Data entries
##########

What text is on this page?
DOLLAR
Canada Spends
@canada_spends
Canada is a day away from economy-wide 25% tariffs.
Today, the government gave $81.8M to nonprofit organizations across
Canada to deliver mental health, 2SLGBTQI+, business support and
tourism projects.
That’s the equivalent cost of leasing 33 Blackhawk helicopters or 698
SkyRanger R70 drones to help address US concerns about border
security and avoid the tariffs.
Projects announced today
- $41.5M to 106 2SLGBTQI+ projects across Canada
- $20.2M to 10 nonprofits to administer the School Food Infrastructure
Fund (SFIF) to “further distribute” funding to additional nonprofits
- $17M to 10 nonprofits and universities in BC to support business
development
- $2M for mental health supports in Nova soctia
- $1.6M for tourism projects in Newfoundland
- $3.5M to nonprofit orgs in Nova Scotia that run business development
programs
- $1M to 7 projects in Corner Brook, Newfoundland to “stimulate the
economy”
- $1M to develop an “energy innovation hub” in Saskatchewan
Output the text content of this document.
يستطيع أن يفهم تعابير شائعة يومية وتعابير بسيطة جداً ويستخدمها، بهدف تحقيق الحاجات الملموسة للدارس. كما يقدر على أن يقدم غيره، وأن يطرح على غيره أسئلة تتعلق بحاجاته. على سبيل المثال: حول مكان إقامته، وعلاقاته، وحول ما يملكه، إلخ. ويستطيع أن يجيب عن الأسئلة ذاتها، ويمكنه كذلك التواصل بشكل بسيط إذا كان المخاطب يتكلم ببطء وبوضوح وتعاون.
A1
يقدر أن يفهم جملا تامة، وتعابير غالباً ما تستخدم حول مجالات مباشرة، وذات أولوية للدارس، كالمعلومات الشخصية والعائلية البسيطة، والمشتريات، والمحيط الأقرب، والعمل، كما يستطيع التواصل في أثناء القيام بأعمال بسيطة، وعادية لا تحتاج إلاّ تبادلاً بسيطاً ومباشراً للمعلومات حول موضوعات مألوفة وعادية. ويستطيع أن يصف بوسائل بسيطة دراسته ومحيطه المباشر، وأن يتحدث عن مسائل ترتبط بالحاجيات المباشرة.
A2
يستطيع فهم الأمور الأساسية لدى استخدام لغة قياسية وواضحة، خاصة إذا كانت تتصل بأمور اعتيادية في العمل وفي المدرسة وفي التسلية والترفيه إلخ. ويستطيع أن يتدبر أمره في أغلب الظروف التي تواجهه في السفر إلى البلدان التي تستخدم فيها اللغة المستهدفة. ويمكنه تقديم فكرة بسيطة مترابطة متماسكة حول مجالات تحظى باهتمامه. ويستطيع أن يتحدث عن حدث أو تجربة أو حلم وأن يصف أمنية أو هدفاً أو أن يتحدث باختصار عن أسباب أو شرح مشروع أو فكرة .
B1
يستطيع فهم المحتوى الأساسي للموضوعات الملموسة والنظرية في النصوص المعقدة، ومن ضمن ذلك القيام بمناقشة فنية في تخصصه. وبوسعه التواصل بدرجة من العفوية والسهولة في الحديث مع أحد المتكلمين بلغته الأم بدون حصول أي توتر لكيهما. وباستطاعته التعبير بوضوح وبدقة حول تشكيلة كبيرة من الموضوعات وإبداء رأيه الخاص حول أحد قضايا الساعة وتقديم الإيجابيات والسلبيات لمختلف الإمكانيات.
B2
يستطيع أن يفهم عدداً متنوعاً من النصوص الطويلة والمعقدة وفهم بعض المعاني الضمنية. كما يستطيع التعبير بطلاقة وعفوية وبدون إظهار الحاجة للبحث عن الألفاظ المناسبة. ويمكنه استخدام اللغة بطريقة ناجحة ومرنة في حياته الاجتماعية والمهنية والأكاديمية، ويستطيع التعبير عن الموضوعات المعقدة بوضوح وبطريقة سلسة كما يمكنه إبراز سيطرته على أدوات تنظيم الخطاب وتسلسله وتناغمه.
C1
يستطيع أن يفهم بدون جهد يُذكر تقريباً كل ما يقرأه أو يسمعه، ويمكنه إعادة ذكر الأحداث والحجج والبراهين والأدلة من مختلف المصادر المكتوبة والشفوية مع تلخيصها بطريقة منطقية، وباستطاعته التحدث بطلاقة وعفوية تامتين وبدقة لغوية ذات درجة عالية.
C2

##########

- **TASK BRIEF**
Repeat the whole listing exactly, keeping every line intact.

- **THE SOLUTION**
What text is on this page?
DOLLAR
Canada Spends
@canada_spends
Canada is a day away from economy-wide 25% tariffs.
Today, the government gave $81.8M to nonprofit organizations across
Canada to deliver mental health, 2SLGBTQI+, business support and
tourism projects.
That’s the equivalent cost of leasing 33 Blackhawk helicopters or 698
SkyRanger R70 drones to help address US concerns about border
security and avoid the tariffs.
Projects announced today
- $41.5M to 106 2SLGBTQI+ projects across Canada
- $20.2M to 10 nonprofits to administer the School Food Infrastructure
Fund (SFIF) to “further distribute” funding to additional nonprofits
- $17M to 10 nonprofits and universities in BC to support business
development
- $2M for mental health supports in Nova soctia
- $1.6M for tourism projects in Newfoundland
- $3.5M to nonprofit orgs in Nova Scotia that run business development
programs
- $1M to 7 projects in Corner Brook, Newfoundland to “stimulate the
economy”
- $1M to develop an “energy innovation hub” in Saskatchewan
Output the text content of this document.
يستطيع أن يفهم تعابير شائعة يومية وتعابير بسيطة جداً ويستخدمها، بهدف تحقيق الحاجات الملموسة للدارس. كما يقدر على أن يقدم غيره، وأن يطرح على غيره أسئلة تتعلق بحاجاته. على سبيل المثال: حول مكان إقامته، وعلاقاته، وحول ما يملكه، إلخ. ويستطيع أن يجيب عن الأسئلة ذاتها، ويمكنه كذلك التواصل بشكل بسيط إذا كان المخاطب يتكلم ببطء وبوضوح وتعاون.
A1
يقدر أن يفهم جملا تامة، وتعابير غالباً ما تستخدم حول مجالات مباشرة، وذات أولوية للدارس، كالمعلومات الشخصية والعائلية البسيطة، والمشتريات، والمحيط الأقرب، والعمل، كما يستطيع التواصل في أثناء القيام بأعمال بسيطة، وعادية لا تحتاج إلاّ تبادلاً بسيطاً ومباشراً للمعلومات حول موضوعات مألوفة وعادية. ويستطيع أن يصف بوسائل بسيطة دراسته ومحيطه المباشر، وأن يتحدث عن مسائل ترتبط بالحاجيات المباشرة.
A2
يستطيع فهم الأمور الأساسية لدى استخدام لغة قياسية وواضحة، خاصة إذا كانت تتصل بأمور اعتيادية في العمل وفي المدرسة وفي التسلية والترفيه إلخ. ويستطيع أن يتدبر أمره في أغلب الظروف التي تواجهه في السفر إلى البلدان التي تستخدم فيها اللغة المستهدفة. ويمكنه تقديم فكرة بسيطة مترابطة متماسكة حول مجالات تحظى باهتمامه. ويستطيع أن يتحدث عن حدث أو تجربة أو حلم وأن يصف أمنية أو هدفاً أو أن يتحدث باختصار عن أسباب أو شرح مشروع أو فكرة .
B1
يستطيع فهم المحتوى الأساسي للموضوعات الملموسة والنظرية في النصوص المعقدة، ومن ضمن ذلك القيام بمناقشة فنية في تخصصه. وبوسعه التواصل بدرجة من العفوية والسهولة في الحديث مع أحد المتكلمين بلغته الأم بدون حصول أي توتر لكيهما. وباستطاعته التعبير بوضوح وبدقة حول تشكيلة كبيرة من الموضوعات وإبداء رأيه الخاص حول أحد قضايا الساعة وتقديم الإيجابيات والسلبيات لمختلف الإمكانيات.
B2
يستطيع أن يفهم عدداً متنوعاً من النصوص الطويلة والمعقدة وفهم بعض المعاني الضمنية. كما يستطيع التعبير بطلاقة وعفوية وبدون إظهار الحاجة للبحث عن الألفاظ المناسبة. ويمكنه استخدام اللغة بطريقة ناجحة ومرنة في حياته الاجتماعية والمهنية والأكاديمية، ويستطيع التعبير عن الموضوعات المعقدة بوضوح وبطريقة سلسة كما يمكنه إبراز سيطرته على أدوات تنظيم الخطاب وتسلسله وتناغمه.
C1
يستطيع أن يفهم بدون جهد يُذكر تقريباً كل ما يقرأه أو يسمعه، ويمكنه إعادة ذكر الأحداث والحجج والبراهين والأدلة من مختلف المصادر المكتوبة والشفوية مع تلخيصها بطريقة منطقية، وباستطاعته التحدث بطلاقة وعفوية تامتين وبدقة لغوية ذات درجة عالية.
C2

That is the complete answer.